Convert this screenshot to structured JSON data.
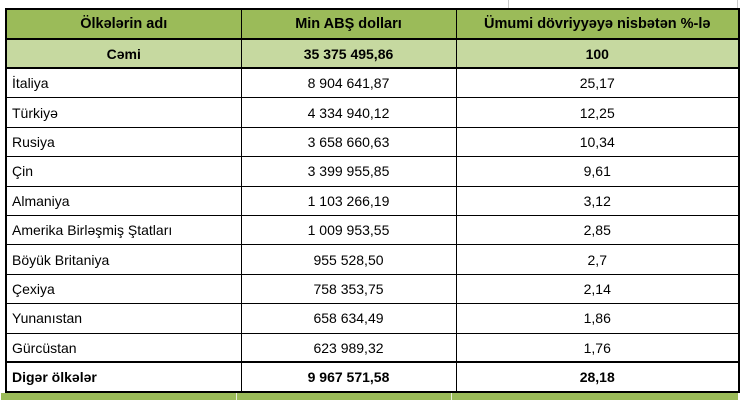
{
  "chart_data": {
    "type": "table",
    "title": "",
    "columns": [
      "Ölkələrin adı",
      "Min ABŞ dolları",
      "Ümumi dövriyyəyə nisbətən %-lə"
    ],
    "rows": [
      {
        "name": "Cəmi",
        "value": "35 375 495,86",
        "percent": "100",
        "emphasis": "total"
      },
      {
        "name": "İtaliya",
        "value": "8 904 641,87",
        "percent": "25,17",
        "emphasis": "none"
      },
      {
        "name": "Türkiyə",
        "value": "4 334 940,12",
        "percent": "12,25",
        "emphasis": "none"
      },
      {
        "name": "Rusiya",
        "value": "3 658 660,63",
        "percent": "10,34",
        "emphasis": "none"
      },
      {
        "name": "Çin",
        "value": "3 399 955,85",
        "percent": "9,61",
        "emphasis": "none"
      },
      {
        "name": "Almaniya",
        "value": "1 103 266,19",
        "percent": "3,12",
        "emphasis": "none"
      },
      {
        "name": "Amerika Birləşmiş Ştatları",
        "value": "1 009 953,55",
        "percent": "2,85",
        "emphasis": "none"
      },
      {
        "name": "Böyük Britaniya",
        "value": "955 528,50",
        "percent": "2,7",
        "emphasis": "none"
      },
      {
        "name": "Çexiya",
        "value": "758 353,75",
        "percent": "2,14",
        "emphasis": "none"
      },
      {
        "name": "Yunanıstan",
        "value": "658 634,49",
        "percent": "1,86",
        "emphasis": "none"
      },
      {
        "name": "Gürcüstan",
        "value": "623 989,32",
        "percent": "1,76",
        "emphasis": "none"
      },
      {
        "name": "Digər ölkələr",
        "value": "9 967 571,58",
        "percent": "28,18",
        "emphasis": "bold"
      }
    ]
  },
  "colors": {
    "header_green": "#9BBB59",
    "light_green": "#C6D9A0",
    "border": "#000000",
    "gridline": "#C9C9C9"
  }
}
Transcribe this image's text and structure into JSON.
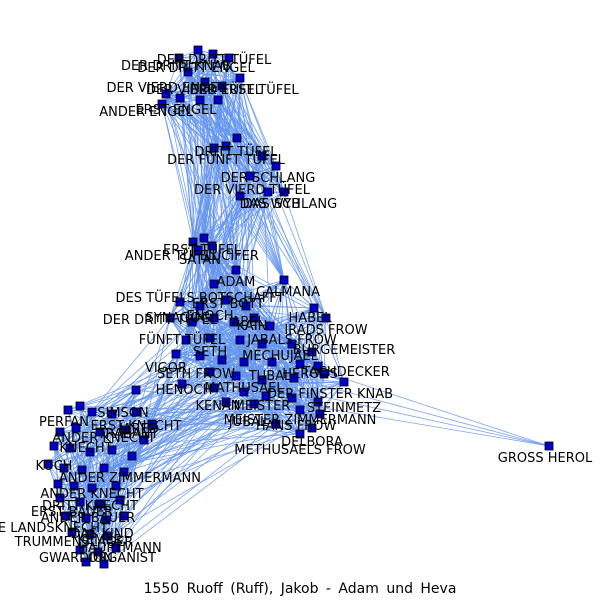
{
  "caption": "1550 Ruoff (Ruff), Jakob - Adam und Heva",
  "colors": {
    "edge": "#6495ed",
    "node": "#0000cd",
    "node_stroke": "#000000"
  },
  "labels": [
    "DER DRITT TÜFEL",
    "DER DRITT KNAB",
    "DER DRITT ENGEL",
    "DER VIERD ENGEL",
    "DER VIERD TÜFEL",
    "DER ERST TÜFEL",
    "ERST ENGEL",
    "ANDER ENGEL",
    "DRITT TÜFEL",
    "DER FÜNFT TÜFEL",
    "DER SCHLANG",
    "DER VIERD TÜFEL",
    "DAS WYB",
    "DAS SCHLANG",
    "ERST TÜFEL",
    "ANDER TÜFEL",
    "LUCIFER",
    "SATAN",
    "ADAM",
    "CALMANA",
    "DES TÜFELS BOTSCHAFFT",
    "ERST BOTT",
    "ENOCH",
    "DER DRITT TÜFEL",
    "SYNAGOG",
    "ABEL",
    "KAIN",
    "IRADS FROW",
    "HABEL",
    "FÜNFT TÜFEL",
    "JABALS FROW",
    "SETH",
    "MECHUJAEL",
    "BURGEMEISTER",
    "VIGOR",
    "SETH FROW",
    "TUBAL",
    "HERODS",
    "TACHDECKER",
    "HENOCH",
    "MATHUSAEL",
    "DER FINSTER KNAB",
    "KENAN",
    "MEISTER",
    "STEINMETZ",
    "JUBAL",
    "MEISTER ZIMMERMANN",
    "HANS FROW",
    "DELBORA",
    "METHUSAELS FROW",
    "GROSS HEROL",
    "JARED",
    "SIMSON",
    "PERFAN",
    "ERST KNECHT",
    "TRABANT",
    "ANDER KNECHT",
    "KNECHT",
    "ANDER ZIMMERMANN",
    "KOCH",
    "ANDER KNECHT",
    "DRITT KNECHT",
    "ERST BAUER",
    "ANDER BAUER",
    "DIE LANDSKNECHT",
    "DAS KIND",
    "KEMER",
    "HAUPTMANN",
    "TRUMMENSLAGER",
    "GWARDION",
    "ORGANIST"
  ]
}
——
Select, from the listing, all lines that include the word "JSON".

Convert this screenshot to structured JSON data.
Transcribe this image's text and structure into JSON.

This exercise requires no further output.